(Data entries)
****************************************
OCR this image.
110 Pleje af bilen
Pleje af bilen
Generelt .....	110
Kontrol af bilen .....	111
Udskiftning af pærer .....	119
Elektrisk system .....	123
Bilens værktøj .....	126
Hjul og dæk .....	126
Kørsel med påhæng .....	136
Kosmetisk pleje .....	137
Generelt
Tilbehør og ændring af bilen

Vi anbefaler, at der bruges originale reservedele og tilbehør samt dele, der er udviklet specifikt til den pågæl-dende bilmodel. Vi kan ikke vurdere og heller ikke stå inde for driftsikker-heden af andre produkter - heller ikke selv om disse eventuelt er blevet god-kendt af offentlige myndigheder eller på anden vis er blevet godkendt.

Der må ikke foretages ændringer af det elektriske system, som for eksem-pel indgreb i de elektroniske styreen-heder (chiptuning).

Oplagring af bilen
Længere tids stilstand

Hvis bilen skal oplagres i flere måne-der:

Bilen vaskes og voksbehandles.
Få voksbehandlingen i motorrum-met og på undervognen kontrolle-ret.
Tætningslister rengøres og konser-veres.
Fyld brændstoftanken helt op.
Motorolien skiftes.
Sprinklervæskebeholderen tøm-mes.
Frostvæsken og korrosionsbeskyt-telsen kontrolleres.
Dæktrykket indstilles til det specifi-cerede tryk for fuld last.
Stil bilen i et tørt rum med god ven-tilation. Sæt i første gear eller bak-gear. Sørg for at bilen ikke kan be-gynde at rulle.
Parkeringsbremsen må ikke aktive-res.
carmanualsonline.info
****************************************
Requirements:
Retype every record above exactly as written.

Right answer:
OCR this image.
110 Pleje af bilen
Pleje af bilen
Generelt .....	110
Kontrol af bilen .....	111
Udskiftning af pærer .....	119
Elektrisk system .....	123
Bilens værktøj .....	126
Hjul og dæk .....	126
Kørsel med påhæng .....	136
Kosmetisk pleje .....	137
Generelt
Tilbehør og ændring af bilen

Vi anbefaler, at der bruges originale reservedele og tilbehør samt dele, der er udviklet specifikt til den pågæl-dende bilmodel. Vi kan ikke vurdere og heller ikke stå inde for driftsikker-heden af andre produkter - heller ikke selv om disse eventuelt er blevet god-kendt af offentlige myndigheder eller på anden vis er blevet godkendt.

Der må ikke foretages ændringer af det elektriske system, som for eksem-pel indgreb i de elektroniske styreen-heder (chiptuning).

Oplagring af bilen
Længere tids stilstand

Hvis bilen skal oplagres i flere måne-der:

Bilen vaskes og voksbehandles.
Få voksbehandlingen i motorrum-met og på undervognen kontrolle-ret.
Tætningslister rengøres og konser-veres.
Fyld brændstoftanken helt op.
Motorolien skiftes.
Sprinklervæskebeholderen tøm-mes.
Frostvæsken og korrosionsbeskyt-telsen kontrolleres.
Dæktrykket indstilles til det specifi-cerede tryk for fuld last.
Stil bilen i et tørt rum med god ven-tilation. Sæt i første gear eller bak-gear. Sørg for at bilen ikke kan be-gynde at rulle.
Parkeringsbremsen må ikke aktive-res.
carmanualsonline.info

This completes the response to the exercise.